_Stored records_
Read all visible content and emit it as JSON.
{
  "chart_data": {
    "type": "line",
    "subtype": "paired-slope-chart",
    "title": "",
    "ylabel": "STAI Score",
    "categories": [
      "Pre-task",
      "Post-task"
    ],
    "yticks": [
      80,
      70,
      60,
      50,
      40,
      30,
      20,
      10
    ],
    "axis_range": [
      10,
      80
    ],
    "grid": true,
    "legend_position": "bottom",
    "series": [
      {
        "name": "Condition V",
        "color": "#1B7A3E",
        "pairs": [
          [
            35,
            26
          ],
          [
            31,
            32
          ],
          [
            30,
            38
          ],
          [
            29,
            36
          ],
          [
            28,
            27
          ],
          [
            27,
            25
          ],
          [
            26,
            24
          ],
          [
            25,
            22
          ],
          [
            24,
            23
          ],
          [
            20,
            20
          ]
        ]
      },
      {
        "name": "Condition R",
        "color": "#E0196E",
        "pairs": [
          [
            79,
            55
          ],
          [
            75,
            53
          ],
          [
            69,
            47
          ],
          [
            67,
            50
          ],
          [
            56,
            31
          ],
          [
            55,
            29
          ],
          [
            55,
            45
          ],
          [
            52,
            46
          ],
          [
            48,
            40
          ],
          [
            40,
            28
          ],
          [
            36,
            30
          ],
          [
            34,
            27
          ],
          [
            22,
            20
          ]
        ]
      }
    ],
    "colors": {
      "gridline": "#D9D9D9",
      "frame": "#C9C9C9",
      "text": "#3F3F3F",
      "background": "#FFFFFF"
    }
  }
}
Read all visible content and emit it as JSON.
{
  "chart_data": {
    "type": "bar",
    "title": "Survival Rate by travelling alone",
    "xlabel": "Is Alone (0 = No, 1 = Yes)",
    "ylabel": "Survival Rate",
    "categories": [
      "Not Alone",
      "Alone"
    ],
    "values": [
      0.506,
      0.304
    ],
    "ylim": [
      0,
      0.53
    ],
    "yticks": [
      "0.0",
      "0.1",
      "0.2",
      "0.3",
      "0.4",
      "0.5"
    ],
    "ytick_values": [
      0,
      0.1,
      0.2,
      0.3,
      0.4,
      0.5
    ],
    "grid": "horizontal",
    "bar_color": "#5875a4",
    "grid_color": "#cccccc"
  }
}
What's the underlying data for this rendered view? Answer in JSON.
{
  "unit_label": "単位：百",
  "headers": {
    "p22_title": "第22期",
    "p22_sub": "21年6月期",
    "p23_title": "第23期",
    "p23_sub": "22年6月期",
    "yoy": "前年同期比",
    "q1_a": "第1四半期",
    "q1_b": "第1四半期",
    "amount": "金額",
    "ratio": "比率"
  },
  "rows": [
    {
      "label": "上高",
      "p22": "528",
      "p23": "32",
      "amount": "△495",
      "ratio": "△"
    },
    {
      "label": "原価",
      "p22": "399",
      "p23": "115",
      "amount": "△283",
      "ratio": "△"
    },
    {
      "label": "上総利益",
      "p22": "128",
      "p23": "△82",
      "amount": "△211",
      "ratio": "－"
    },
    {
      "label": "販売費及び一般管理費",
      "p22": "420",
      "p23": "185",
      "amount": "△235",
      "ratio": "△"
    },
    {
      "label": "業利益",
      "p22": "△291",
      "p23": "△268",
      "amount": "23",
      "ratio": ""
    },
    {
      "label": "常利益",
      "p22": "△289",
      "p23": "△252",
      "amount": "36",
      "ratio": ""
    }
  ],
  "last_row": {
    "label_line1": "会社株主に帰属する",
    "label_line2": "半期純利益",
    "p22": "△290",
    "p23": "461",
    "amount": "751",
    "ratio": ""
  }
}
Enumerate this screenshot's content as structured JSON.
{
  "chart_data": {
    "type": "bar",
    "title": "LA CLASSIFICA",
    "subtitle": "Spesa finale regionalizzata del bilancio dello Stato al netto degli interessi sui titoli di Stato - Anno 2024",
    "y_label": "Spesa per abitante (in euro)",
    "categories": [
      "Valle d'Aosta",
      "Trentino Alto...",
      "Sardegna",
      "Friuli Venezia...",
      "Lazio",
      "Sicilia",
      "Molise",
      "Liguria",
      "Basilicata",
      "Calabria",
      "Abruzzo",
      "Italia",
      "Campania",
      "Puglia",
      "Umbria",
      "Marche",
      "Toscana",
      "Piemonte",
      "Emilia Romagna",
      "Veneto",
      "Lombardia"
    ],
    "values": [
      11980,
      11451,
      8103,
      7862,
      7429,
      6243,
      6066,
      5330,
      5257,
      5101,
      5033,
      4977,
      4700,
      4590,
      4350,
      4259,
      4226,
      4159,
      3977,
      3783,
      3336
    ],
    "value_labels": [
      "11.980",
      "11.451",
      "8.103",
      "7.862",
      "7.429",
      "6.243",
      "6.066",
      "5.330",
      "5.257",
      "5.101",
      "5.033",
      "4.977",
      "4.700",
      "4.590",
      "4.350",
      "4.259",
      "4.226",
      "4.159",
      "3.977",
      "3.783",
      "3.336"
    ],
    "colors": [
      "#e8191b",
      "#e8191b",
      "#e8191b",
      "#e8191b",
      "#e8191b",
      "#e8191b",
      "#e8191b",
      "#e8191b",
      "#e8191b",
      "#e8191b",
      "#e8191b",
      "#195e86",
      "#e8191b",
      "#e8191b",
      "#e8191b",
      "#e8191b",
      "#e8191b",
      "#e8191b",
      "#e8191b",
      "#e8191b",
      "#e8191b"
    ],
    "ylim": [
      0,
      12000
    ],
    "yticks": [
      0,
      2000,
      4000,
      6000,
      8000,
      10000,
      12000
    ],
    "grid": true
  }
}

_To be done_
Extract, from the material above, each line holding the word "JSON".

_Answer in full_
Read all visible content and emit it as JSON.
Read all visible content and emit it as JSON.
What's the underlying data for this rendered view? Answer in JSON.
Enumerate this screenshot's content as structured JSON.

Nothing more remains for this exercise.